Document text.
#####

Briefly, this error occurs when Elasticsearch is unable to allocate shards to nodes, possibly due to insufficient resources, network issues, or configuration errors. To resolve this, you can increase the system resources, check the network connectivity between nodes, or review the shard allocation settings. Also, ensure that the Elasticsearch cluster is properly configured and that there are no issues with the underlying hardware. Lastly, check the Elasticsearch logs for more specific error messages that can help identify the root cause.
Before you dig into reading this guide, have you tried asking OpsGPT what this log means? You’ll receive a customized analysis of your log.
Try OpsGPT now for step-by-step guidance and tailored insights into your Elasticsearch/OpenSearch operation.
For a complete solution to your to your search operation and to understand why all shards failed, try for free AutoOps for Elasticsearch & OpenSearch . With AutoOps and Opster’s proactive support, you don’t have to worry about your search operation – we take charge of it.
What this error means
The exception “all shards failed” arises when at least one shard failed. This can occur due to various reasons, such as: if text fields are being used for document aggregations or performing metric aggregation; if a given search failed on the shard and is in an unrecoverable state, and therefore no response could be given for that shard (though the shard itself is fine); or some special aggregations (like global and reverse nested aggregation) are not used in the proper order.
Possible causes
Below are 5 reasons why this error may appear, including troubleshooting steps for each.
1. Text fields are not optimized for operations
This error sometimes occurs because text fields are not optimized for operations that require per-document field data like aggregations and sorting, so these operations are disabled by default.
Quick troubleshooting steps
To overcome the above error, you need to enable the field data on the field if you want to get rid of the error but beware – it can cause performance issues.
If you are not using any explicit index mapping definition, then you can simply use the .keyword sub-field in order to run aggregation on it.
However, if you have defined index mapping,and if you don’t have the keyword field then you can use a multi-field which is useful to index the same field in different ways for different purposes. You can also change the data type of the name field from text to keyword type in the index mapping definition (to enable aggregation on it), as shown below –
{ "mappings": { "properties": { "name":{ "type":"keyword" // note this } } } }
2. Metric aggregations can’t be performed on text fields
Metric Aggregation mainly refers to the maths calculation done on the documents present in parent buckets. Therefore, you cannot perform metric aggregation on text fields. If these aggregations are performed on a text field, you will get the “all shards failed” exception.

#####

Instructions.
1 > Answer these questions using the Elasticsearch guide, one line each:
(a) Which special aggregations does it give as examples that trigger the error when not used in the proper order?
(b) If no explicit index mapping definition is used, which sub-field can aggregation be run on?
(c) What does it say metric aggregation mainly refers to?
2 > Using the Elasticsearch guide, explain in one to three sentences why aggregations and sorting are disabled by default on text fields.
3 > Quote the Elasticsearch guide starting with "Briefly, this error" and going on through "of your log.".

#####

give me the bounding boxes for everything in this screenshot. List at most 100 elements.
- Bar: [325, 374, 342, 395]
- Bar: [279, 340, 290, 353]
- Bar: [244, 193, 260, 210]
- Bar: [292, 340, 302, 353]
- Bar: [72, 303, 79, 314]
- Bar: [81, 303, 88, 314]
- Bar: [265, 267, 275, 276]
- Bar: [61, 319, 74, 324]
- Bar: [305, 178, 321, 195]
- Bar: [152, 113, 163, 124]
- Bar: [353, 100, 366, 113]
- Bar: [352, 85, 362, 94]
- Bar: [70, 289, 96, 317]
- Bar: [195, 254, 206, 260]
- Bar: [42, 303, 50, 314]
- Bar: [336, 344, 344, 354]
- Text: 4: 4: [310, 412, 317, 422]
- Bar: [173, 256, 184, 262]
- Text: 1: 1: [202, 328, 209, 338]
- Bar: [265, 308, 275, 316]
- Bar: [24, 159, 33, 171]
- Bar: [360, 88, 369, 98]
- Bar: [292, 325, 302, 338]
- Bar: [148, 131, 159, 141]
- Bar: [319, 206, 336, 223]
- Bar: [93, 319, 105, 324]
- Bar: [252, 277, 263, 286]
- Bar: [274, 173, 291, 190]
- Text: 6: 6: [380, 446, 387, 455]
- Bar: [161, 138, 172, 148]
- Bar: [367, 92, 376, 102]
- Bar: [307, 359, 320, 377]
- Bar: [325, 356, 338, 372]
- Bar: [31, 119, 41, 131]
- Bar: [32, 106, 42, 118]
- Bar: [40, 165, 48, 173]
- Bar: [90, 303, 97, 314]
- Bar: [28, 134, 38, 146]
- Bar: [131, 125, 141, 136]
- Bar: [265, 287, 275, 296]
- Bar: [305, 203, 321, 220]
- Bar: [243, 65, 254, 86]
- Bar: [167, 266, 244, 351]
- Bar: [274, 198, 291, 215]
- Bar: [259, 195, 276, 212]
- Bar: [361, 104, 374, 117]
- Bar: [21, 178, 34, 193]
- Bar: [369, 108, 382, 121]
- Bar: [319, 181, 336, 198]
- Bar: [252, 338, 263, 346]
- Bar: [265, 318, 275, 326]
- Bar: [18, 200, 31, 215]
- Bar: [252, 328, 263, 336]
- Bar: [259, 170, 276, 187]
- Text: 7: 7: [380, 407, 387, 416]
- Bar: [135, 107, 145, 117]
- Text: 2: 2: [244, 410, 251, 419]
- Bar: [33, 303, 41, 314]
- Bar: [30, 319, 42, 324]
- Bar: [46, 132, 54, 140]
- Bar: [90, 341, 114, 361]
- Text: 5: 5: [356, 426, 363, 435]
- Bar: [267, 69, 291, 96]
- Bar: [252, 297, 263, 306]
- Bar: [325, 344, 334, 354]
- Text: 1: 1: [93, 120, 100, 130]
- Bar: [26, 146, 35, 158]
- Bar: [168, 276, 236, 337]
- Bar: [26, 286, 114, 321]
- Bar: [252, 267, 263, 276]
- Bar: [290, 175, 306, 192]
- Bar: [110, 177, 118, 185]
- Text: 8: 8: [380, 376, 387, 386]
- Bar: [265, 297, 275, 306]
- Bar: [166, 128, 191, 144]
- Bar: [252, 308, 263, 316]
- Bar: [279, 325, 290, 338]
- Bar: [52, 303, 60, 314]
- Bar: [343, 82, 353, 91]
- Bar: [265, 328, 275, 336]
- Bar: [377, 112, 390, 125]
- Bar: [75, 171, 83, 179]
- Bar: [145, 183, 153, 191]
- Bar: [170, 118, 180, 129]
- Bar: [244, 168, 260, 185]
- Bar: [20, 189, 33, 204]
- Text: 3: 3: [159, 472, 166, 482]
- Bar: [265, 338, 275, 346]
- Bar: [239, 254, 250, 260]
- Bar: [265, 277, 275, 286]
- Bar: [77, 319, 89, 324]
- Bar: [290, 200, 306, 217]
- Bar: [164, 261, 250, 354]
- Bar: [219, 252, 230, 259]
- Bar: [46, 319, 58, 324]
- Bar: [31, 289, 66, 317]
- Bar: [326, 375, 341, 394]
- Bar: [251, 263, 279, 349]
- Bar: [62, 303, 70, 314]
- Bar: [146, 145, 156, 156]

#####

Outputs for the tasks.
1 >
(a) Global and reverse nested aggregation.
(b) The .keyword sub-field.
(c) The maths calculation done on the documents present in parent buckets.

2 > Text fields are not optimized for operations that require per-document field data, such as aggregations and sorting. For that reason, these operations are disabled by default on text fields.

3 >
Briefly, this error occurs when Elasticsearch is unable to allocate shards to nodes, possibly due to insufficient resources, network issues, or configuration errors. To resolve this, you can increase the system resources, check the network connectivity between nodes, or review the shard allocation settings. Also, ensure that the Elasticsearch cluster is properly configured and that there are no issues with the underlying hardware. Lastly, check the Elasticsearch logs for more specific error messages that can help identify the root cause.
Before you dig into reading this guide, have you tried asking OpsGPT what this log means? You’ll receive a customized analysis of your log.